— Tantangan —
Tulis ulang secara persis bagian teks tentang wartawan dan pemilik media, mulai dari "Mejuah-juah Alexander ras" sampai dengan "hehehe . . .".

— Teks yang Diberikan —
━━━━━━
Mejuah-juah Alexander ras kerina permilis simehamat
Menurut pengalamen sienggo-enggona payo nge kuakap kesimpulan Swinton enda. 
Contoh sienggo jelas enda pe jadi bukti kang, bas pranan wartawan TV One bagepe 
Metro TV, dua pemilik modal besar si terkenal i Indonesia. Wartawan si la 
ngikuti peraturan media inganna kerja tentu merugikan mediana janah pasti akan 
disingkirkan. Bas Media kecil pe kuakap bage kang. Isekin wartawan SIB si pang 
ngelawan peraturan/politik SIB? Kecuali adi cari kerja lain atena hehehe . . .
━━━━━━
— Entri yang Ditampilkan —

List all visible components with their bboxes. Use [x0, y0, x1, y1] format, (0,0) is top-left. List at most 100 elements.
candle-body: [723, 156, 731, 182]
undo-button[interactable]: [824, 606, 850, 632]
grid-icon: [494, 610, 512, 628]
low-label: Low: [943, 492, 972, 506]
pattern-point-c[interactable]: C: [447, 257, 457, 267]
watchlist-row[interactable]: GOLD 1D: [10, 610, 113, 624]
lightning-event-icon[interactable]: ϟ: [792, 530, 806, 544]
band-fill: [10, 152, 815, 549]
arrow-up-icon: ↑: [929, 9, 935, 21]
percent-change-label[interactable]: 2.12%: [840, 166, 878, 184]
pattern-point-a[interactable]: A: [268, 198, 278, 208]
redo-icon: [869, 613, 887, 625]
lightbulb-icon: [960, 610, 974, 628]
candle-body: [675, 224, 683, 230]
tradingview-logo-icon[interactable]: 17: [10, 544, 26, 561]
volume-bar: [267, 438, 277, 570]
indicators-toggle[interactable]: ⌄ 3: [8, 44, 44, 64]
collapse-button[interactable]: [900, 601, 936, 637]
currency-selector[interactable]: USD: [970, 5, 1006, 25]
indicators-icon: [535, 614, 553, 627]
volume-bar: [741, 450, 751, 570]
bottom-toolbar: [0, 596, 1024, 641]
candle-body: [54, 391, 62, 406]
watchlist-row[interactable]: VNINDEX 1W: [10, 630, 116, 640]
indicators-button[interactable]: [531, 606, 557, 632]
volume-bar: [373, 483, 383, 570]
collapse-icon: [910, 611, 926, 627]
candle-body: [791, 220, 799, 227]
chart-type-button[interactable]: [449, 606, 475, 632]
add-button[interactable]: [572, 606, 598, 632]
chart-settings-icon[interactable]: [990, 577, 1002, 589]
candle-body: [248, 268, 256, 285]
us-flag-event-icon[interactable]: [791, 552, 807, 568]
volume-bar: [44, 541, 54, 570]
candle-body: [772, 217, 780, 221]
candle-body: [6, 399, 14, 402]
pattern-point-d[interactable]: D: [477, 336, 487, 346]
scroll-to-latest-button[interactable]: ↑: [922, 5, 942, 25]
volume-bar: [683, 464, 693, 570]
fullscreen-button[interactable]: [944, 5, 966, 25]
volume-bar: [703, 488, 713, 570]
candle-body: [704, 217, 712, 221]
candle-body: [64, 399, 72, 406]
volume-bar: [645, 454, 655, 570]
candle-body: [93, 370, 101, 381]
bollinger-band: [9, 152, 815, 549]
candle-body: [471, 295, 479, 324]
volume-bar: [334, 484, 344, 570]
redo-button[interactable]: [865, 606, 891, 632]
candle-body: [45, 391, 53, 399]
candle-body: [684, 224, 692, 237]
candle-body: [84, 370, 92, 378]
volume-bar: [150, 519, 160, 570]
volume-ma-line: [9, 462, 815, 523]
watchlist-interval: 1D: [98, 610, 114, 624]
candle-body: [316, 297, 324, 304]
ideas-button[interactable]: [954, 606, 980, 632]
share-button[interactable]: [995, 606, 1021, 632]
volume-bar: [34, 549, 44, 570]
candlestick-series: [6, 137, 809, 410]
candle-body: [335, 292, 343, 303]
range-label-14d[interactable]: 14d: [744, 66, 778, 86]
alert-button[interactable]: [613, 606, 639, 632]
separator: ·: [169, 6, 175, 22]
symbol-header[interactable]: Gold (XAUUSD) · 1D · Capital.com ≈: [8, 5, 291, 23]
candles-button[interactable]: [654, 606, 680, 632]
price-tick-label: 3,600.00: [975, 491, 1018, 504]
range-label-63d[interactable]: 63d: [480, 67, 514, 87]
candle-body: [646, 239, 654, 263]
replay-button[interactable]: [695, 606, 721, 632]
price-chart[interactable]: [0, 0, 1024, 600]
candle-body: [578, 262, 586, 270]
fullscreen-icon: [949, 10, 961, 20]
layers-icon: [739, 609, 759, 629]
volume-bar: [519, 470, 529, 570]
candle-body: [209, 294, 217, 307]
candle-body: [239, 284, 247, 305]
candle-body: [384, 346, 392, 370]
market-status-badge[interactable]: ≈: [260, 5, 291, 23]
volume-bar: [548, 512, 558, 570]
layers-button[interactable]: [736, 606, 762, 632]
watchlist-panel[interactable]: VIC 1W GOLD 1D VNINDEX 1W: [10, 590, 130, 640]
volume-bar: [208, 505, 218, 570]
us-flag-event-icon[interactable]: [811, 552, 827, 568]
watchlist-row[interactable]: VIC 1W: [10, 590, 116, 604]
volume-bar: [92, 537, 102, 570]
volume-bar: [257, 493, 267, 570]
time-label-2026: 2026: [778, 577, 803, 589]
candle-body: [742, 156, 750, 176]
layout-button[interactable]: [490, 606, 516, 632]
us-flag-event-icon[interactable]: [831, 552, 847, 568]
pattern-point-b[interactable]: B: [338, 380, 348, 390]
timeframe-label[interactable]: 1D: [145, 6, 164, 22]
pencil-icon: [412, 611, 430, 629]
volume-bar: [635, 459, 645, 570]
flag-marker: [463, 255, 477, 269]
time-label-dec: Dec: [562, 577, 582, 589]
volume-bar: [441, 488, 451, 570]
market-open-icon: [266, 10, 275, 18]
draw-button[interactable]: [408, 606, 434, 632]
━━━━━━
— Hasil Latihan —
Mejuah-juah Alexander ras kerina permilis simehamat
Menurut pengalamen sienggo-enggona payo nge kuakap kesimpulan Swinton enda. 
Contoh sienggo jelas enda pe jadi bukti kang, bas pranan wartawan TV One bagepe 
Metro TV, dua pemilik modal besar si terkenal i Indonesia. Wartawan si la 
ngikuti peraturan media inganna kerja tentu merugikan mediana janah pasti akan 
disingkirkan. Bas Media kecil pe kuakap bage kang. Isekin wartawan SIB si pang 
ngelawan peraturan/politik SIB? Kecuali adi cari kerja lain atena hehehe . . .